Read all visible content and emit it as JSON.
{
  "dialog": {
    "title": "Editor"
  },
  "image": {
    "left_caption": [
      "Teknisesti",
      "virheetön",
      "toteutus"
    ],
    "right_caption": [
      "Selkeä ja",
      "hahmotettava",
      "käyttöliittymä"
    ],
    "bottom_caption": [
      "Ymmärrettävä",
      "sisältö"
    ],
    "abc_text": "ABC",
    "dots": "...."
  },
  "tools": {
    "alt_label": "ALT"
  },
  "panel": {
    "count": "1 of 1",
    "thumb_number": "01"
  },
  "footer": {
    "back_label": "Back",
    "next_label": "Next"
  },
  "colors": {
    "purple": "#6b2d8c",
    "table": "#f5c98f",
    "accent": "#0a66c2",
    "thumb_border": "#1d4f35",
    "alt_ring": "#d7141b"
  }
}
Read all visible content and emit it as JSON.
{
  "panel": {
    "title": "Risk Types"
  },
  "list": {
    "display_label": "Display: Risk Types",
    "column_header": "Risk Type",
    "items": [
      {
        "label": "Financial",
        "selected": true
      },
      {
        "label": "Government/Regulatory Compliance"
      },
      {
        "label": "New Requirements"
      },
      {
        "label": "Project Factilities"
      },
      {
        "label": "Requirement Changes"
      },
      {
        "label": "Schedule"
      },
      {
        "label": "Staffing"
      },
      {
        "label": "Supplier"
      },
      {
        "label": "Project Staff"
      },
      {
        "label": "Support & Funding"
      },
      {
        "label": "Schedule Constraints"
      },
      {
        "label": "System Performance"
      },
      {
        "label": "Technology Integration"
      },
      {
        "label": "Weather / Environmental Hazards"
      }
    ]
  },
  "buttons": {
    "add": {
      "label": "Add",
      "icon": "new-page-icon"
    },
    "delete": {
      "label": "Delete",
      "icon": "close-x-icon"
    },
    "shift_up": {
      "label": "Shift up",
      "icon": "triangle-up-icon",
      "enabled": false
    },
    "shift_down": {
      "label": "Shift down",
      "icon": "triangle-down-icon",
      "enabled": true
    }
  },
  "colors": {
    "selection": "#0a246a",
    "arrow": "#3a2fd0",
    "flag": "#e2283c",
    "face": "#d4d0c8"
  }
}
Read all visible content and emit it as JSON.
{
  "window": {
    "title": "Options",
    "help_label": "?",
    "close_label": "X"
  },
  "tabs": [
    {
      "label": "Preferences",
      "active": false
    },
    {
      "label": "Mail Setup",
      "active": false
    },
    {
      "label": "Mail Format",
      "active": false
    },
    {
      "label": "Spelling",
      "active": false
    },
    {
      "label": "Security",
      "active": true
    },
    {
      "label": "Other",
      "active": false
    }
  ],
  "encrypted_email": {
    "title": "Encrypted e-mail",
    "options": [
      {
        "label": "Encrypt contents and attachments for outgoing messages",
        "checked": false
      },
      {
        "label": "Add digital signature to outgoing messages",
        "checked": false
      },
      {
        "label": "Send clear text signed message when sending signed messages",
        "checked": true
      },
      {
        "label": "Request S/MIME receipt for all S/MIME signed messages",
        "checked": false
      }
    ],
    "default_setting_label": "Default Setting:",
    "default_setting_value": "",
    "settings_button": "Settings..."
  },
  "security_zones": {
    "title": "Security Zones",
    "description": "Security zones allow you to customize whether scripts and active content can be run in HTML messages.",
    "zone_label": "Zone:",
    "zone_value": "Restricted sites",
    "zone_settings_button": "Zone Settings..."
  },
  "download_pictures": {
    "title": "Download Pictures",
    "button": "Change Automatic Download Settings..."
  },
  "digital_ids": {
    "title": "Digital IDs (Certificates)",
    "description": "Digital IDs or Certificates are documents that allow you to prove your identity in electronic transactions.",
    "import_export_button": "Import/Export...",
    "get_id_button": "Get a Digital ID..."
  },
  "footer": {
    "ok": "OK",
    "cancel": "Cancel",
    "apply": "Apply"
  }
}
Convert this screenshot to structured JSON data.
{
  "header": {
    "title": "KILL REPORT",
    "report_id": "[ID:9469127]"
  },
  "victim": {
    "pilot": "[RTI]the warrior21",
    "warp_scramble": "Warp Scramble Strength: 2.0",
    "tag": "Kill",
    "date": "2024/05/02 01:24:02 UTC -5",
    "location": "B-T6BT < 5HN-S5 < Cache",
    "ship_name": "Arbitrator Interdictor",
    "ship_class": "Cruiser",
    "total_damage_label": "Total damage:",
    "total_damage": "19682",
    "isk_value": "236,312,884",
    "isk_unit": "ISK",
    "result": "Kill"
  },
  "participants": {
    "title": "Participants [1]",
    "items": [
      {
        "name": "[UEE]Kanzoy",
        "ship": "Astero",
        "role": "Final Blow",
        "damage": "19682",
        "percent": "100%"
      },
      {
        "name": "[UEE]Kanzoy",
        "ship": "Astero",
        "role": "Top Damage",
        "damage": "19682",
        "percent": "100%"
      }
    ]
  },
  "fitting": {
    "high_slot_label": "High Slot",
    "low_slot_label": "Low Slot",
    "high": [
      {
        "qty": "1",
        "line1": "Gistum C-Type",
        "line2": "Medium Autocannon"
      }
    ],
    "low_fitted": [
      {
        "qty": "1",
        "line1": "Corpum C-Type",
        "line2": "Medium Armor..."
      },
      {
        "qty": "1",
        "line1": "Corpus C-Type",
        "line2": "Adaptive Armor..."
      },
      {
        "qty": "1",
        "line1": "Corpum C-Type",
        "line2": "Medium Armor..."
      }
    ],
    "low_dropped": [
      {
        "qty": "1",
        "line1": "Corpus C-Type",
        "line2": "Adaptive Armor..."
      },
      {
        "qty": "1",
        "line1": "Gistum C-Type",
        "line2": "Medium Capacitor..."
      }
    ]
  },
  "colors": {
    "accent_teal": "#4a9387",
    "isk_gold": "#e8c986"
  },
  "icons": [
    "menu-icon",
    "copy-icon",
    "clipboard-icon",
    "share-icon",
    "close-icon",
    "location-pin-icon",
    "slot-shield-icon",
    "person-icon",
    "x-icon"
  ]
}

##############################

» Work required
Reproduce the material precisely, including every line.

» Written reply
Read all visible content and emit it as JSON.
{
  "dialog": {
    "title": "Editor"
  },
  "image": {
    "left_caption": [
      "Teknisesti",
      "virheetön",
      "toteutus"
    ],
    "right_caption": [
      "Selkeä ja",
      "hahmotettava",
      "käyttöliittymä"
    ],
    "bottom_caption": [
      "Ymmärrettävä",
      "sisältö"
    ],
    "abc_text": "ABC",
    "dots": "...."
  },
  "tools": {
    "alt_label": "ALT"
  },
  "panel": {
    "count": "1 of 1",
    "thumb_number": "01"
  },
  "footer": {
    "back_label": "Back",
    "next_label": "Next"
  },
  "colors": {
    "purple": "#6b2d8c",
    "table": "#f5c98f",
    "accent": "#0a66c2",
    "thumb_border": "#1d4f35",
    "alt_ring": "#d7141b"
  }
}
Read all visible content and emit it as JSON.
{
  "panel": {
    "title": "Risk Types"
  },
  "list": {
    "display_label": "Display: Risk Types",
    "column_header": "Risk Type",
    "items": [
      {
        "label": "Financial",
        "selected": true
      },
      {
        "label": "Government/Regulatory Compliance"
      },
      {
        "label": "New Requirements"
      },
      {
        "label": "Project Factilities"
      },
      {
        "label": "Requirement Changes"
      },
      {
        "label": "Schedule"
      },
      {
        "label": "Staffing"
      },
      {
        "label": "Supplier"
      },
      {
        "label": "Project Staff"
      },
      {
        "label": "Support & Funding"
      },
      {
        "label": "Schedule Constraints"
      },
      {
        "label": "System Performance"
      },
      {
        "label": "Technology Integration"
      },
      {
        "label": "Weather / Environmental Hazards"
      }
    ]
  },
  "buttons": {
    "add": {
      "label": "Add",
      "icon": "new-page-icon"
    },
    "delete": {
      "label": "Delete",
      "icon": "close-x-icon"
    },
    "shift_up": {
      "label": "Shift up",
      "icon": "triangle-up-icon",
      "enabled": false
    },
    "shift_down": {
      "label": "Shift down",
      "icon": "triangle-down-icon",
      "enabled": true
    }
  },
  "colors": {
    "selection": "#0a246a",
    "arrow": "#3a2fd0",
    "flag": "#e2283c",
    "face": "#d4d0c8"
  }
}
Read all visible content and emit it as JSON.
{
  "window": {
    "title": "Options",
    "help_label": "?",
    "close_label": "X"
  },
  "tabs": [
    {
      "label": "Preferences",
      "active": false
    },
    {
      "label": "Mail Setup",
      "active": false
    },
    {
      "label": "Mail Format",
      "active": false
    },
    {
      "label": "Spelling",
      "active": false
    },
    {
      "label": "Security",
      "active": true
    },
    {
      "label": "Other",
      "active": false
    }
  ],
  "encrypted_email": {
    "title": "Encrypted e-mail",
    "options": [
      {
        "label": "Encrypt contents and attachments for outgoing messages",
        "checked": false
      },
      {
        "label": "Add digital signature to outgoing messages",
        "checked": false
      },
      {
        "label": "Send clear text signed message when sending signed messages",
        "checked": true
      },
      {
        "label": "Request S/MIME receipt for all S/MIME signed messages",
        "checked": false
      }
    ],
    "default_setting_label": "Default Setting:",
    "default_setting_value": "",
    "settings_button": "Settings..."
  },
  "security_zones": {
    "title": "Security Zones",
    "description": "Security zones allow you to customize whether scripts and active content can be run in HTML messages.",
    "zone_label": "Zone:",
    "zone_value": "Restricted sites",
    "zone_settings_button": "Zone Settings..."
  },
  "download_pictures": {
    "title": "Download Pictures",
    "button": "Change Automatic Download Settings..."
  },
  "digital_ids": {
    "title": "Digital IDs (Certificates)",
    "description": "Digital IDs or Certificates are documents that allow you to prove your identity in electronic transactions.",
    "import_export_button": "Import/Export...",
    "get_id_button": "Get a Digital ID..."
  },
  "footer": {
    "ok": "OK",
    "cancel": "Cancel",
    "apply": "Apply"
  }
}
Convert this screenshot to structured JSON data.
{
  "header": {
    "title": "KILL REPORT",
    "report_id": "[ID:9469127]"
  },
  "victim": {
    "pilot": "[RTI]the warrior21",
    "warp_scramble": "Warp Scramble Strength: 2.0",
    "tag": "Kill",
    "date": "2024/05/02 01:24:02 UTC -5",
    "location": "B-T6BT < 5HN-S5 < Cache",
    "ship_name": "Arbitrator Interdictor",
    "ship_class": "Cruiser",
    "total_damage_label": "Total damage:",
    "total_damage": "19682",
    "isk_value": "236,312,884",
    "isk_unit": "ISK",
    "result": "Kill"
  },
  "participants": {
    "title": "Participants [1]",
    "items": [
      {
        "name": "[UEE]Kanzoy",
        "ship": "Astero",
        "role": "Final Blow",
        "damage": "19682",
        "percent": "100%"
      },
      {
        "name": "[UEE]Kanzoy",
        "ship": "Astero",
        "role": "Top Damage",
        "damage": "19682",
        "percent": "100%"
      }
    ]
  },
  "fitting": {
    "high_slot_label": "High Slot",
    "low_slot_label": "Low Slot",
    "high": [
      {
        "qty": "1",
        "line1": "Gistum C-Type",
        "line2": "Medium Autocannon"
      }
    ],
    "low_fitted": [
      {
        "qty": "1",
        "line1": "Corpum C-Type",
        "line2": "Medium Armor..."
      },
      {
        "qty": "1",
        "line1": "Corpus C-Type",
        "line2": "Adaptive Armor..."
      },
      {
        "qty": "1",
        "line1": "Corpum C-Type",
        "line2": "Medium Armor..."
      }
    ],
    "low_dropped": [
      {
        "qty": "1",
        "line1": "Corpus C-Type",
        "line2": "Adaptive Armor..."
      },
      {
        "qty": "1",
        "line1": "Gistum C-Type",
        "line2": "Medium Capacitor..."
      }
    ]
  },
  "colors": {
    "accent_teal": "#4a9387",
    "isk_gold": "#e8c986"
  },
  "icons": [
    "menu-icon",
    "copy-icon",
    "clipboard-icon",
    "share-icon",
    "close-icon",
    "location-pin-icon",
    "slot-shield-icon",
    "person-icon",
    "x-icon"
  ]
}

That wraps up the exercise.